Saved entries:
=-=-=
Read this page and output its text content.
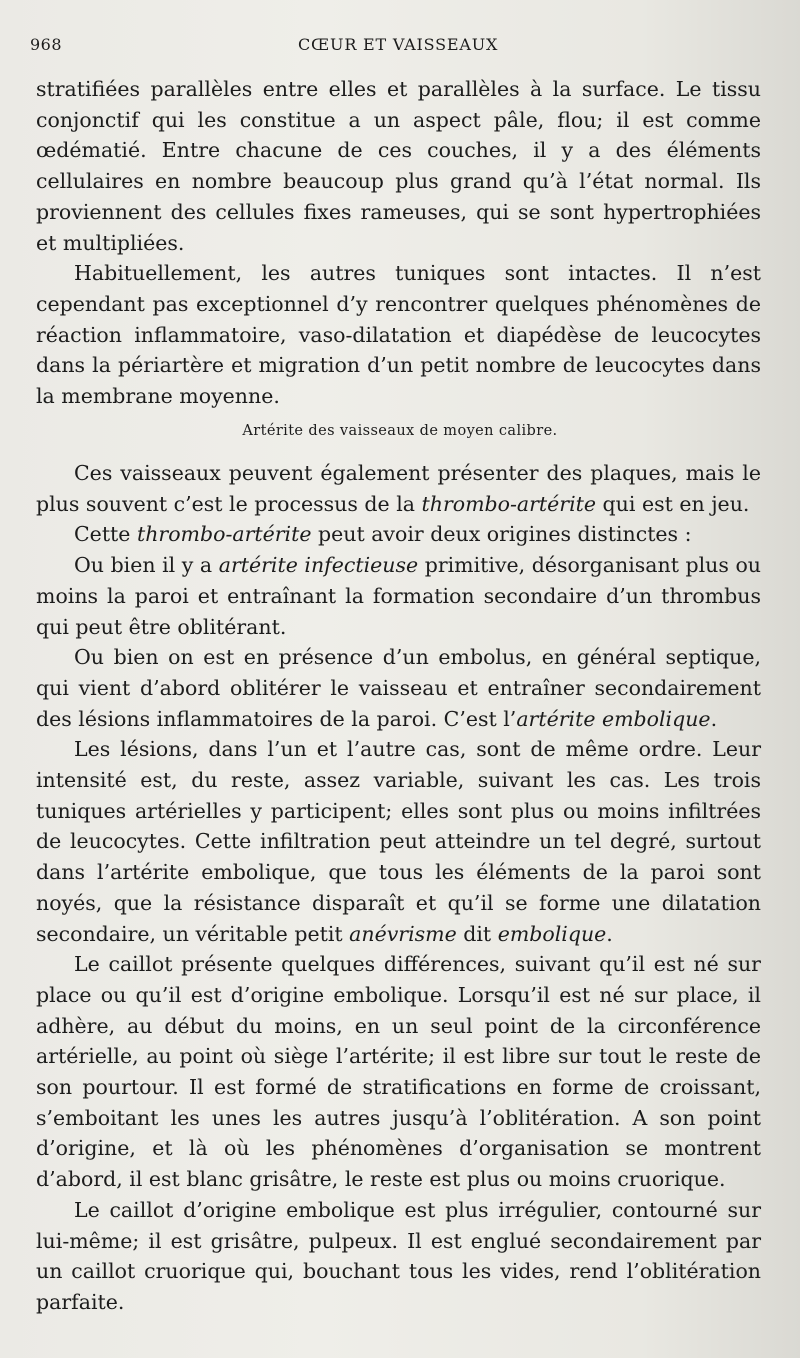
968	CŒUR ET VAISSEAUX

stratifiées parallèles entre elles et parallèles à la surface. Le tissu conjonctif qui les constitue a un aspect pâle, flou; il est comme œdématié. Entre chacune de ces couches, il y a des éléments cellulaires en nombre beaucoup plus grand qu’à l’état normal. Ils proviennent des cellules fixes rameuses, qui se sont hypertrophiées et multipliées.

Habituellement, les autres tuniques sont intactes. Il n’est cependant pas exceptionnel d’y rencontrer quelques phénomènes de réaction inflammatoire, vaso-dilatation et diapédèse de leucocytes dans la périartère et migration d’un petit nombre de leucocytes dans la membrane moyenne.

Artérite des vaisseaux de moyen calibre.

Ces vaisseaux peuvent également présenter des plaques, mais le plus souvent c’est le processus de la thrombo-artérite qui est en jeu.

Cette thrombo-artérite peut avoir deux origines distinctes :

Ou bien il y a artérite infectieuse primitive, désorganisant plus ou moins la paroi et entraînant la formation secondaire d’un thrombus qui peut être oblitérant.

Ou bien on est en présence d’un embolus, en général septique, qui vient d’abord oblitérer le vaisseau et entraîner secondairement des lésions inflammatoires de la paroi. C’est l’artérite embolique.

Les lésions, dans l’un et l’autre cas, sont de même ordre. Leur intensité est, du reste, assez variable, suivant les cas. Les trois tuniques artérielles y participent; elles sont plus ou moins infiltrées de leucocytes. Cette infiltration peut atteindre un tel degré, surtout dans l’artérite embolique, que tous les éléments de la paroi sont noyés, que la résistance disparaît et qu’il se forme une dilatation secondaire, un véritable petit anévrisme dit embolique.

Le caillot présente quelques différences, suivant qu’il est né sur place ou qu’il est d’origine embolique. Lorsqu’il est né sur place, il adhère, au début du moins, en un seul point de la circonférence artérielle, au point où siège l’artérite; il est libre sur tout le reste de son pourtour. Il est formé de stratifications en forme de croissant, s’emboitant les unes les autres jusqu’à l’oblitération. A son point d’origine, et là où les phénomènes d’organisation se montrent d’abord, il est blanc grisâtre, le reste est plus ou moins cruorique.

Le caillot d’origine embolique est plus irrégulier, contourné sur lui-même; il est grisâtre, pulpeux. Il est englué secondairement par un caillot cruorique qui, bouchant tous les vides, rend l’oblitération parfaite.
=-=-=
Using the records above, output their complete text exactly, minus any images.

Complete answer:
Read this page and output its text content.
968	CŒUR ET VAISSEAUX

stratifiées parallèles entre elles et parallèles à la surface. Le tissu conjonctif qui les constitue a un aspect pâle, flou; il est comme œdématié. Entre chacune de ces couches, il y a des éléments cellulaires en nombre beaucoup plus grand qu’à l’état normal. Ils proviennent des cellules fixes rameuses, qui se sont hypertrophiées et multipliées.

Habituellement, les autres tuniques sont intactes. Il n’est cependant pas exceptionnel d’y rencontrer quelques phénomènes de réaction inflammatoire, vaso-dilatation et diapédèse de leucocytes dans la périartère et migration d’un petit nombre de leucocytes dans la membrane moyenne.

Artérite des vaisseaux de moyen calibre.

Ces vaisseaux peuvent également présenter des plaques, mais le plus souvent c’est le processus de la thrombo-artérite qui est en jeu.

Cette thrombo-artérite peut avoir deux origines distinctes :

Ou bien il y a artérite infectieuse primitive, désorganisant plus ou moins la paroi et entraînant la formation secondaire d’un thrombus qui peut être oblitérant.

Ou bien on est en présence d’un embolus, en général septique, qui vient d’abord oblitérer le vaisseau et entraîner secondairement des lésions inflammatoires de la paroi. C’est l’artérite embolique.

Les lésions, dans l’un et l’autre cas, sont de même ordre. Leur intensité est, du reste, assez variable, suivant les cas. Les trois tuniques artérielles y participent; elles sont plus ou moins infiltrées de leucocytes. Cette infiltration peut atteindre un tel degré, surtout dans l’artérite embolique, que tous les éléments de la paroi sont noyés, que la résistance disparaît et qu’il se forme une dilatation secondaire, un véritable petit anévrisme dit embolique.

Le caillot présente quelques différences, suivant qu’il est né sur place ou qu’il est d’origine embolique. Lorsqu’il est né sur place, il adhère, au début du moins, en un seul point de la circonférence artérielle, au point où siège l’artérite; il est libre sur tout le reste de son pourtour. Il est formé de stratifications en forme de croissant, s’emboitant les unes les autres jusqu’à l’oblitération. A son point d’origine, et là où les phénomènes d’organisation se montrent d’abord, il est blanc grisâtre, le reste est plus ou moins cruorique.

Le caillot d’origine embolique est plus irrégulier, contourné sur lui-même; il est grisâtre, pulpeux. Il est englué secondairement par un caillot cruorique qui, bouchant tous les vides, rend l’oblitération parfaite.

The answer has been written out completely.